Records contained in a dataset
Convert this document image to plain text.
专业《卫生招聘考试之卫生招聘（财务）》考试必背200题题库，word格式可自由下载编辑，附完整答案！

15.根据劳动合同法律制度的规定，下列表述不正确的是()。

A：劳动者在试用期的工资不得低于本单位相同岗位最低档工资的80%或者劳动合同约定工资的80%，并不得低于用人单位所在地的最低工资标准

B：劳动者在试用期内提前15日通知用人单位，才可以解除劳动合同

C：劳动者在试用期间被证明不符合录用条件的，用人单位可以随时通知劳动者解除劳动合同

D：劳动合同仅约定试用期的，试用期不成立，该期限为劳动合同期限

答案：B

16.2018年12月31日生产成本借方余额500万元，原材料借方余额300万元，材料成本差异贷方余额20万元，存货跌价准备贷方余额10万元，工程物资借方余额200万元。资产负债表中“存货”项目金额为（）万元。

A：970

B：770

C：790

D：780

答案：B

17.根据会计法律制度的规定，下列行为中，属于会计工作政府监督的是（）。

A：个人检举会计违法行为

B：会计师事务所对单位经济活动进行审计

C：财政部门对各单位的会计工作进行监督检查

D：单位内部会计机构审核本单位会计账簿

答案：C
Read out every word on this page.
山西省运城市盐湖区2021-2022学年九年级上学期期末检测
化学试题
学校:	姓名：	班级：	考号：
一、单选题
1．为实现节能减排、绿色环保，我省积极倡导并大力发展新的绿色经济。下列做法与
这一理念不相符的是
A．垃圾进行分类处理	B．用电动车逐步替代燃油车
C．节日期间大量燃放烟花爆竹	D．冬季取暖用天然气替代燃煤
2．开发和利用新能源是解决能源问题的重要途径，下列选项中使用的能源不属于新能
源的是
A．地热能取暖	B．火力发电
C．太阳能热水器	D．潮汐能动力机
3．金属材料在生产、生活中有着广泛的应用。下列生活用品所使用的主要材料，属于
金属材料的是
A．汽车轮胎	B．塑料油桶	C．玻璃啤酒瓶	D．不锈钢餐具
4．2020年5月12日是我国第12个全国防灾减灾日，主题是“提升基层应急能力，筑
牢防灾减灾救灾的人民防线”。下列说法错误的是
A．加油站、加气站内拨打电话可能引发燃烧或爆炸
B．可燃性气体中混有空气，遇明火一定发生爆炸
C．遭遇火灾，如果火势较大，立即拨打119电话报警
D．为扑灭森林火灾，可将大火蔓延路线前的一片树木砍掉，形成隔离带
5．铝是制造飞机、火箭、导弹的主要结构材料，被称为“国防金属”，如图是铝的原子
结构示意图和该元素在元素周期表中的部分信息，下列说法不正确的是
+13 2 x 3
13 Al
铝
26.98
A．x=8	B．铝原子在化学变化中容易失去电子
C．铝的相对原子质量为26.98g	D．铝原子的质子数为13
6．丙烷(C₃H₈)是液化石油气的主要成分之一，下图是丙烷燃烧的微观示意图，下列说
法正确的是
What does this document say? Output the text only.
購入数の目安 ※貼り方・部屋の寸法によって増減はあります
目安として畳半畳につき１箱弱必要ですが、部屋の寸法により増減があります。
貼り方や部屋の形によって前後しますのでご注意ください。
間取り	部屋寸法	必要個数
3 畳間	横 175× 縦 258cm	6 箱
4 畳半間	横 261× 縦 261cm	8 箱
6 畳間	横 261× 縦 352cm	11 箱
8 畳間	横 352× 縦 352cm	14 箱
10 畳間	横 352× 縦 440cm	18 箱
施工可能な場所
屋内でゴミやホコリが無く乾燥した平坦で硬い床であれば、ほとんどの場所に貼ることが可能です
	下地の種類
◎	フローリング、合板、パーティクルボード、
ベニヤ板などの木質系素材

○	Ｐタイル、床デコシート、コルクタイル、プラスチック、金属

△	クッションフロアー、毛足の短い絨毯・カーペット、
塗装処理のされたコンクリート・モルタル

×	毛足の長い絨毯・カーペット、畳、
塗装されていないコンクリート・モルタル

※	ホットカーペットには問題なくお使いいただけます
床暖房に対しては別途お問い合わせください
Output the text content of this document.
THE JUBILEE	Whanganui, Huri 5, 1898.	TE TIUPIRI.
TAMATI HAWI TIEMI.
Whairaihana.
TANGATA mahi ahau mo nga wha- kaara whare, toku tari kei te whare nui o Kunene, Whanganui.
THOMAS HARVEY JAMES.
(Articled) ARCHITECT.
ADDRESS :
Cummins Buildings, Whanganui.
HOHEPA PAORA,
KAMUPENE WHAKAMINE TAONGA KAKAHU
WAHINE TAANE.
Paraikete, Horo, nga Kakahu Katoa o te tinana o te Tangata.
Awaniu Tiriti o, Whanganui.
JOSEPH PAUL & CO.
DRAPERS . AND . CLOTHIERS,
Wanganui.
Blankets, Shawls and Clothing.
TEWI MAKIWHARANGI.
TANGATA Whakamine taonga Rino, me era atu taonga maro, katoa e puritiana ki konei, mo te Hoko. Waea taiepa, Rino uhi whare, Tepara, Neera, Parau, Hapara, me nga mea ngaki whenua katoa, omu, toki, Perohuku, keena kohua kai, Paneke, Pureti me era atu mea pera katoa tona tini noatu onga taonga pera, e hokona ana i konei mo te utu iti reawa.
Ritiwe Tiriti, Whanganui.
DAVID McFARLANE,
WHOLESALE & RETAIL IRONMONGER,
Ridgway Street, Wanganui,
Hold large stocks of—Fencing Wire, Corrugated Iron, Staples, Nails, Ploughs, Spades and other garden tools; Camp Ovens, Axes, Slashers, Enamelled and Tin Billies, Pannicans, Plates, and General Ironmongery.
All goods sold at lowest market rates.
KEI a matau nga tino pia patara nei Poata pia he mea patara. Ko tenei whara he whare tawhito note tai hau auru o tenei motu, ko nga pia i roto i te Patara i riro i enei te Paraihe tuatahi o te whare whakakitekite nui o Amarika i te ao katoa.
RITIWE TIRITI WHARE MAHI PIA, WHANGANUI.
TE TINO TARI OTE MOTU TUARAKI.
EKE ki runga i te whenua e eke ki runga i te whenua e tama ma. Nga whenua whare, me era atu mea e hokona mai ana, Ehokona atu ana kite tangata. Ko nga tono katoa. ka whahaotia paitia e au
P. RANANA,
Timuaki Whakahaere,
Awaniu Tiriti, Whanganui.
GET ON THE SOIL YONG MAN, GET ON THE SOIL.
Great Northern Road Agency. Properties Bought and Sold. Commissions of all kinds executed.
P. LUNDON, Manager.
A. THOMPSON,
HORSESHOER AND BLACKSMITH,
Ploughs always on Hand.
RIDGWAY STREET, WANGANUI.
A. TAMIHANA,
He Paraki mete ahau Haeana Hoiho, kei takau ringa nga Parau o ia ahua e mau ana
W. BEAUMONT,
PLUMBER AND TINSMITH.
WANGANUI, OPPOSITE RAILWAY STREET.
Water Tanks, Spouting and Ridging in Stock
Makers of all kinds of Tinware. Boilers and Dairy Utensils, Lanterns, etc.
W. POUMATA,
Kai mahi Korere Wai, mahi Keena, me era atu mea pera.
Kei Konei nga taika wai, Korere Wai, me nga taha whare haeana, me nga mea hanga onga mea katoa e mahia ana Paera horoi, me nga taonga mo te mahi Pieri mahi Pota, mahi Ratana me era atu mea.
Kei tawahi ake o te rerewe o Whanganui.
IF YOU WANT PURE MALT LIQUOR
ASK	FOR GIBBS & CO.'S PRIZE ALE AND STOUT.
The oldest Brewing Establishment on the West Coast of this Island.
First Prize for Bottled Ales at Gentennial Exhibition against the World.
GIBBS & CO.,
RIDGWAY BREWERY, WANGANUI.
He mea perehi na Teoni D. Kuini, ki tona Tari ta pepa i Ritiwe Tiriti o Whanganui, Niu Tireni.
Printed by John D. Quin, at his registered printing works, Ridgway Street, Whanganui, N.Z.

■ **WHAT THIS TASK INVOLVES**
Your task is to transcribe the material exactly.

■ **ANSWER TO THIS TASK**
Convert this document image to plain text.
专业《卫生招聘考试之卫生招聘（财务）》考试必背200题题库，word格式可自由下载编辑，附完整答案！

15.根据劳动合同法律制度的规定，下列表述不正确的是()。

A：劳动者在试用期的工资不得低于本单位相同岗位最低档工资的80%或者劳动合同约定工资的80%，并不得低于用人单位所在地的最低工资标准

B：劳动者在试用期内提前15日通知用人单位，才可以解除劳动合同

C：劳动者在试用期间被证明不符合录用条件的，用人单位可以随时通知劳动者解除劳动合同

D：劳动合同仅约定试用期的，试用期不成立，该期限为劳动合同期限

答案：B

16.2018年12月31日生产成本借方余额500万元，原材料借方余额300万元，材料成本差异贷方余额20万元，存货跌价准备贷方余额10万元，工程物资借方余额200万元。资产负债表中“存货”项目金额为（）万元。

A：970

B：770

C：790

D：780

答案：B

17.根据会计法律制度的规定，下列行为中，属于会计工作政府监督的是（）。

A：个人检举会计违法行为

B：会计师事务所对单位经济活动进行审计

C：财政部门对各单位的会计工作进行监督检查

D：单位内部会计机构审核本单位会计账簿

答案：C
Read out every word on this page.
山西省运城市盐湖区2021-2022学年九年级上学期期末检测
化学试题
学校:	姓名：	班级：	考号：
一、单选题
1．为实现节能减排、绿色环保，我省积极倡导并大力发展新的绿色经济。下列做法与
这一理念不相符的是
A．垃圾进行分类处理	B．用电动车逐步替代燃油车
C．节日期间大量燃放烟花爆竹	D．冬季取暖用天然气替代燃煤
2．开发和利用新能源是解决能源问题的重要途径，下列选项中使用的能源不属于新能
源的是
A．地热能取暖	B．火力发电
C．太阳能热水器	D．潮汐能动力机
3．金属材料在生产、生活中有着广泛的应用。下列生活用品所使用的主要材料，属于
金属材料的是
A．汽车轮胎	B．塑料油桶	C．玻璃啤酒瓶	D．不锈钢餐具
4．2020年5月12日是我国第12个全国防灾减灾日，主题是“提升基层应急能力，筑
牢防灾减灾救灾的人民防线”。下列说法错误的是
A．加油站、加气站内拨打电话可能引发燃烧或爆炸
B．可燃性气体中混有空气，遇明火一定发生爆炸
C．遭遇火灾，如果火势较大，立即拨打119电话报警
D．为扑灭森林火灾，可将大火蔓延路线前的一片树木砍掉，形成隔离带
5．铝是制造飞机、火箭、导弹的主要结构材料，被称为“国防金属”，如图是铝的原子
结构示意图和该元素在元素周期表中的部分信息，下列说法不正确的是
+13 2 x 3
13 Al
铝
26.98
A．x=8	B．铝原子在化学变化中容易失去电子
C．铝的相对原子质量为26.98g	D．铝原子的质子数为13
6．丙烷(C₃H₈)是液化石油气的主要成分之一，下图是丙烷燃烧的微观示意图，下列说
法正确的是
What does this document say? Output the text only.
購入数の目安 ※貼り方・部屋の寸法によって増減はあります
目安として畳半畳につき１箱弱必要ですが、部屋の寸法により増減があります。
貼り方や部屋の形によって前後しますのでご注意ください。
間取り	部屋寸法	必要個数
3 畳間	横 175× 縦 258cm	6 箱
4 畳半間	横 261× 縦 261cm	8 箱
6 畳間	横 261× 縦 352cm	11 箱
8 畳間	横 352× 縦 352cm	14 箱
10 畳間	横 352× 縦 440cm	18 箱
施工可能な場所
屋内でゴミやホコリが無く乾燥した平坦で硬い床であれば、ほとんどの場所に貼ることが可能です
	下地の種類
◎	フローリング、合板、パーティクルボード、
ベニヤ板などの木質系素材

○	Ｐタイル、床デコシート、コルクタイル、プラスチック、金属

△	クッションフロアー、毛足の短い絨毯・カーペット、
塗装処理のされたコンクリート・モルタル

×	毛足の長い絨毯・カーペット、畳、
塗装されていないコンクリート・モルタル

※	ホットカーペットには問題なくお使いいただけます
床暖房に対しては別途お問い合わせください
Output the text content of this document.
THE JUBILEE	Whanganui, Huri 5, 1898.	TE TIUPIRI.
TAMATI HAWI TIEMI.
Whairaihana.
TANGATA mahi ahau mo nga wha- kaara whare, toku tari kei te whare nui o Kunene, Whanganui.
THOMAS HARVEY JAMES.
(Articled) ARCHITECT.
ADDRESS :
Cummins Buildings, Whanganui.
HOHEPA PAORA,
KAMUPENE WHAKAMINE TAONGA KAKAHU
WAHINE TAANE.
Paraikete, Horo, nga Kakahu Katoa o te tinana o te Tangata.
Awaniu Tiriti o, Whanganui.
JOSEPH PAUL & CO.
DRAPERS . AND . CLOTHIERS,
Wanganui.
Blankets, Shawls and Clothing.
TEWI MAKIWHARANGI.
TANGATA Whakamine taonga Rino, me era atu taonga maro, katoa e puritiana ki konei, mo te Hoko. Waea taiepa, Rino uhi whare, Tepara, Neera, Parau, Hapara, me nga mea ngaki whenua katoa, omu, toki, Perohuku, keena kohua kai, Paneke, Pureti me era atu mea pera katoa tona tini noatu onga taonga pera, e hokona ana i konei mo te utu iti reawa.
Ritiwe Tiriti, Whanganui.
DAVID McFARLANE,
WHOLESALE & RETAIL IRONMONGER,
Ridgway Street, Wanganui,
Hold large stocks of—Fencing Wire, Corrugated Iron, Staples, Nails, Ploughs, Spades and other garden tools; Camp Ovens, Axes, Slashers, Enamelled and Tin Billies, Pannicans, Plates, and General Ironmongery.
All goods sold at lowest market rates.
KEI a matau nga tino pia patara nei Poata pia he mea patara. Ko tenei whara he whare tawhito note tai hau auru o tenei motu, ko nga pia i roto i te Patara i riro i enei te Paraihe tuatahi o te whare whakakitekite nui o Amarika i te ao katoa.
RITIWE TIRITI WHARE MAHI PIA, WHANGANUI.
TE TINO TARI OTE MOTU TUARAKI.
EKE ki runga i te whenua e eke ki runga i te whenua e tama ma. Nga whenua whare, me era atu mea e hokona mai ana, Ehokona atu ana kite tangata. Ko nga tono katoa. ka whahaotia paitia e au
P. RANANA,
Timuaki Whakahaere,
Awaniu Tiriti, Whanganui.
GET ON THE SOIL YONG MAN, GET ON THE SOIL.
Great Northern Road Agency. Properties Bought and Sold. Commissions of all kinds executed.
P. LUNDON, Manager.
A. THOMPSON,
HORSESHOER AND BLACKSMITH,
Ploughs always on Hand.
RIDGWAY STREET, WANGANUI.
A. TAMIHANA,
He Paraki mete ahau Haeana Hoiho, kei takau ringa nga Parau o ia ahua e mau ana
W. BEAUMONT,
PLUMBER AND TINSMITH.
WANGANUI, OPPOSITE RAILWAY STREET.
Water Tanks, Spouting and Ridging in Stock
Makers of all kinds of Tinware. Boilers and Dairy Utensils, Lanterns, etc.
W. POUMATA,
Kai mahi Korere Wai, mahi Keena, me era atu mea pera.
Kei Konei nga taika wai, Korere Wai, me nga taha whare haeana, me nga mea hanga onga mea katoa e mahia ana Paera horoi, me nga taonga mo te mahi Pieri mahi Pota, mahi Ratana me era atu mea.
Kei tawahi ake o te rerewe o Whanganui.
IF YOU WANT PURE MALT LIQUOR
ASK	FOR GIBBS & CO.'S PRIZE ALE AND STOUT.
The oldest Brewing Establishment on the West Coast of this Island.
First Prize for Bottled Ales at Gentennial Exhibition against the World.
GIBBS & CO.,
RIDGWAY BREWERY, WANGANUI.
He mea perehi na Teoni D. Kuini, ki tona Tari ta pepa i Ritiwe Tiriti o Whanganui, Niu Tireni.
Printed by John D. Quin, at his registered printing works, Ridgway Street, Whanganui, N.Z.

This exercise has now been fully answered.